Copy each line holding the string "this".

━━━━━━━━━━━━━━━━━━━━

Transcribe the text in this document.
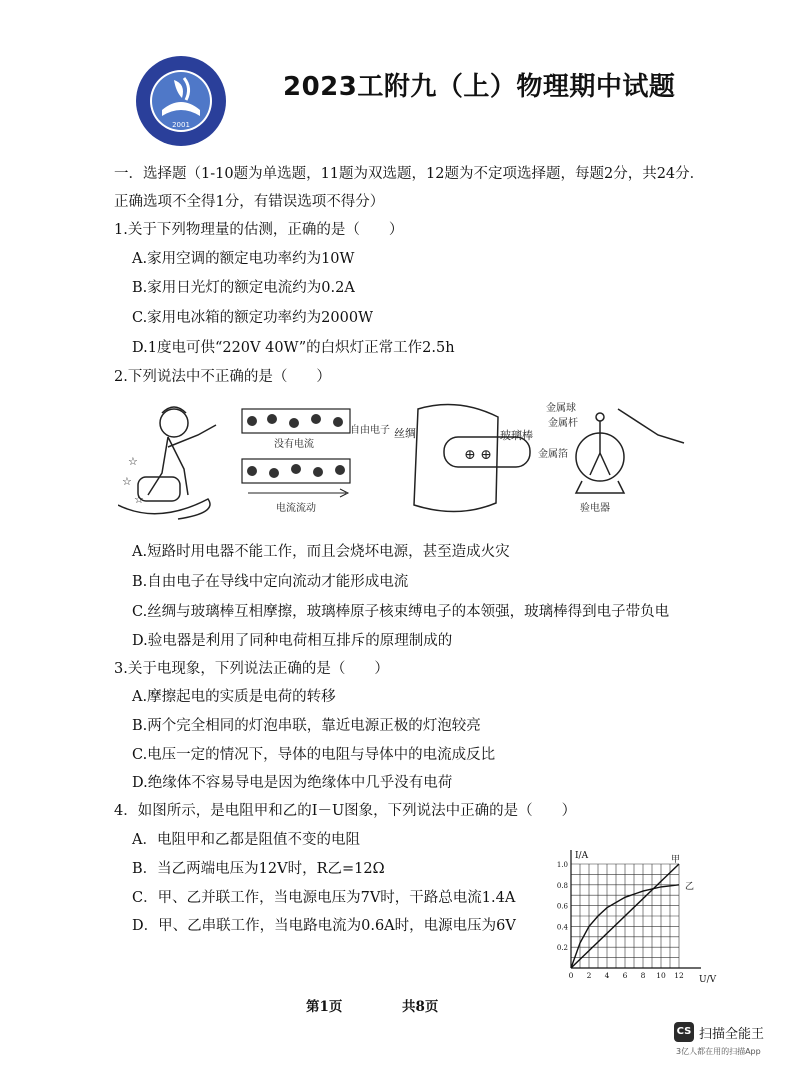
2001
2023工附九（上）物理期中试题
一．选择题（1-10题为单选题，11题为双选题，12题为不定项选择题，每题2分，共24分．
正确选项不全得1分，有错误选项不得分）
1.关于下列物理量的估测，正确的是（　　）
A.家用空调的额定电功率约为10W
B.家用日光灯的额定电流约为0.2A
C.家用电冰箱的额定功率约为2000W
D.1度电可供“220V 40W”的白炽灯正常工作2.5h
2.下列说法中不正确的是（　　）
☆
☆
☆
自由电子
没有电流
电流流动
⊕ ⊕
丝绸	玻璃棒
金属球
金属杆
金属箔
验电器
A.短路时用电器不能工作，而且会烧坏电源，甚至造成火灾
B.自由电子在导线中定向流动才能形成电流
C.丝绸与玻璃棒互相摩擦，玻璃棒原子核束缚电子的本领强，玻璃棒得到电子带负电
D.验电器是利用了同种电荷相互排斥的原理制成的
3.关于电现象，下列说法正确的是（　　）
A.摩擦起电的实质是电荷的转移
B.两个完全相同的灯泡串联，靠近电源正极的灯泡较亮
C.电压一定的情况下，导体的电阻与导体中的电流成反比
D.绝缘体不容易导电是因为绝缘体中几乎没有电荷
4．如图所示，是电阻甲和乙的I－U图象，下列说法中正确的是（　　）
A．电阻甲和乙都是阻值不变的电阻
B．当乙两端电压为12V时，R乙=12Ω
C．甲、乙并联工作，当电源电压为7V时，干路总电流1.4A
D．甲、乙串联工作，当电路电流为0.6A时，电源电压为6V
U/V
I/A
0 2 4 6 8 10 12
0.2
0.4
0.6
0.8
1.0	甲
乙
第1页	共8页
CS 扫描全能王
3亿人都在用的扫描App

━━━━━━━━━━━━━━━━━━━━

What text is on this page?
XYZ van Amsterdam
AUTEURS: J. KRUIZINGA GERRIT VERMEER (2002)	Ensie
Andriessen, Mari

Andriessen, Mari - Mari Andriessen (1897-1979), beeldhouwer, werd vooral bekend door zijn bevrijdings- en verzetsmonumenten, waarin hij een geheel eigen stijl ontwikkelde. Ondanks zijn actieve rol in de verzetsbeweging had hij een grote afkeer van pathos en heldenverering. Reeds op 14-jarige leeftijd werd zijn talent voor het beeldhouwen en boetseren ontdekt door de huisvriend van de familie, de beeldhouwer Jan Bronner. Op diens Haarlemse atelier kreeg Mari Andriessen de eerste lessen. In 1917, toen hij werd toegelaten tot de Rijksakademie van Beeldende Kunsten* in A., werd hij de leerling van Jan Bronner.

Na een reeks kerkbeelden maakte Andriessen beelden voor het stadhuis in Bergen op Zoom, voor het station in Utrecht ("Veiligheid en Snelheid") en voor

━━━━━━━━━━━━━━━━━━━━

**TASK SOLUTION:**
Transcribe the text in this document.
What text is on this page?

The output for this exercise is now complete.